▶ _MATERIAL PROVIDED_
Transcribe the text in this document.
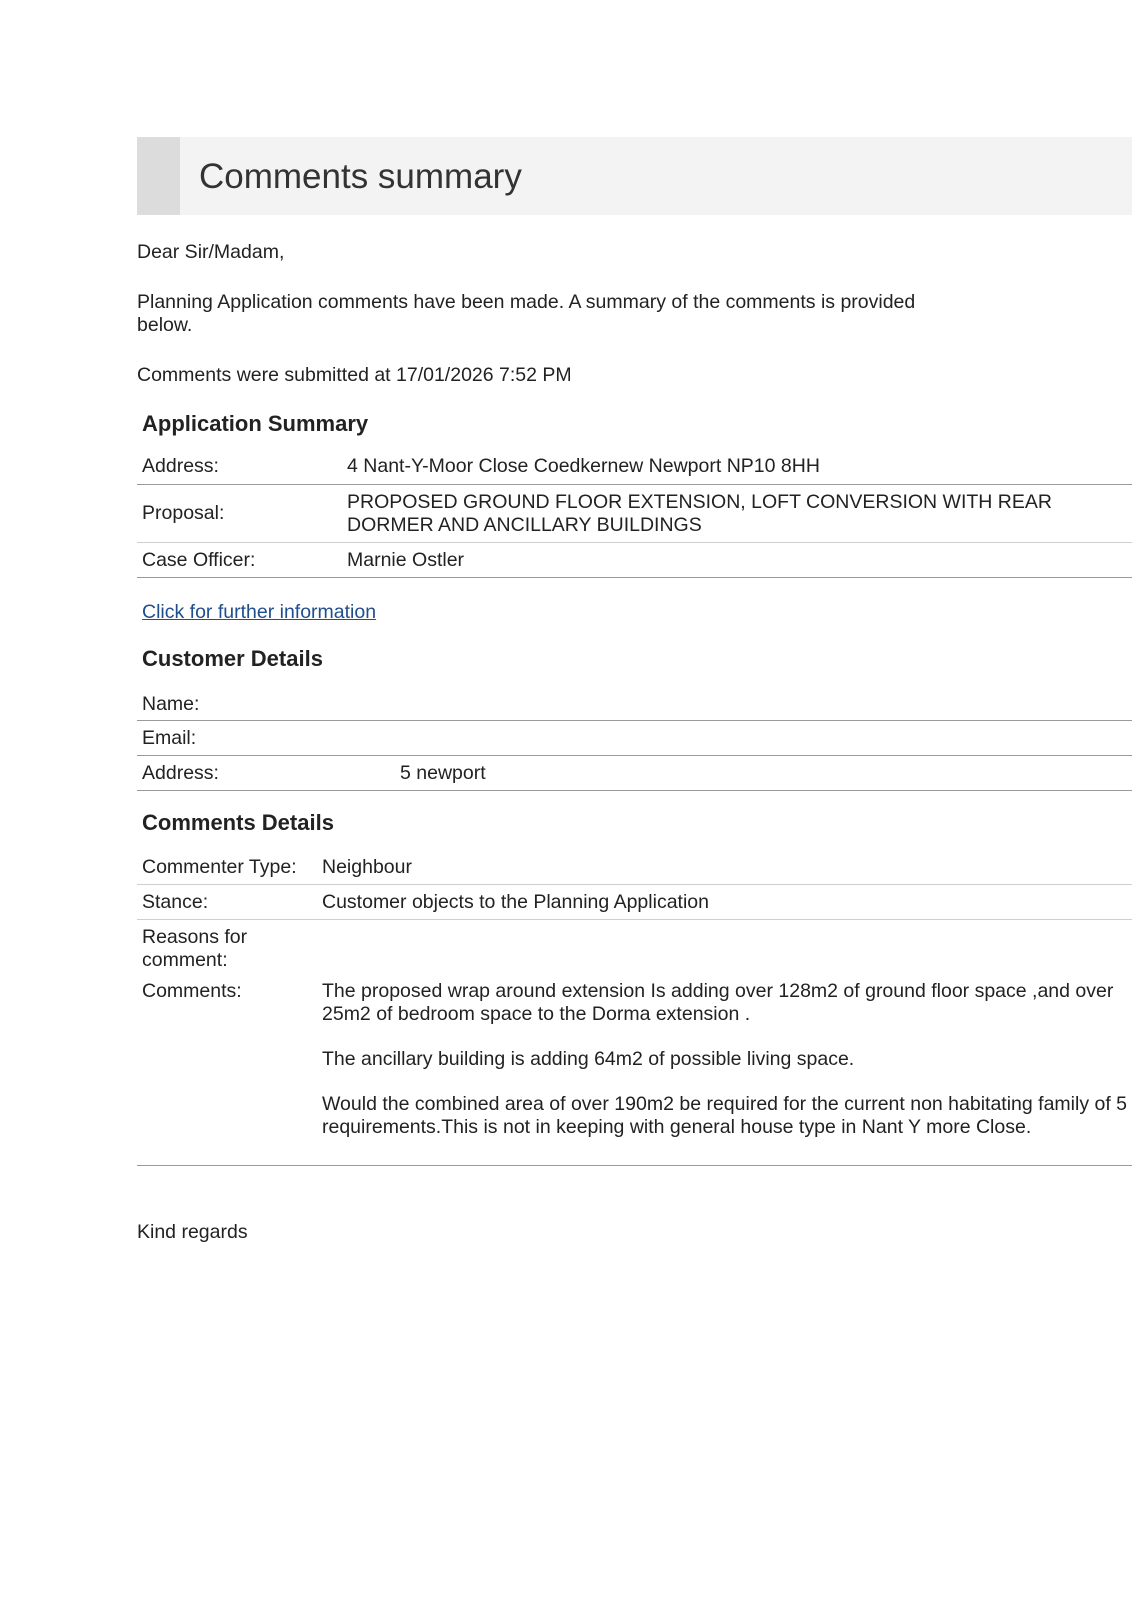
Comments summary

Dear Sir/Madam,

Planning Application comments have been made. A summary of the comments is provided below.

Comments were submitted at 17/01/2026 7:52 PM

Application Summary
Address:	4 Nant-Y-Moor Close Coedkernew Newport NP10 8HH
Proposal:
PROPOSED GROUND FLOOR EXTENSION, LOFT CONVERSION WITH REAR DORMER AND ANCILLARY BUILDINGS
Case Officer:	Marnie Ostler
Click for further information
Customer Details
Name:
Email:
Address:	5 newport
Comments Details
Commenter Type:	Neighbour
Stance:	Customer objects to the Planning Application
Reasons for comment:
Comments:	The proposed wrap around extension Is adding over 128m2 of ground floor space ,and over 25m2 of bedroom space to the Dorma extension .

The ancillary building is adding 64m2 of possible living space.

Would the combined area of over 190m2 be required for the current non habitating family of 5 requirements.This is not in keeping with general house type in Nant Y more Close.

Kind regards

▶ _PROBLEM TO SOLVE_
Where a line in the material contains "Details", copy that line.

▶ _THE OUTPUT_
Customer Details
Comments Details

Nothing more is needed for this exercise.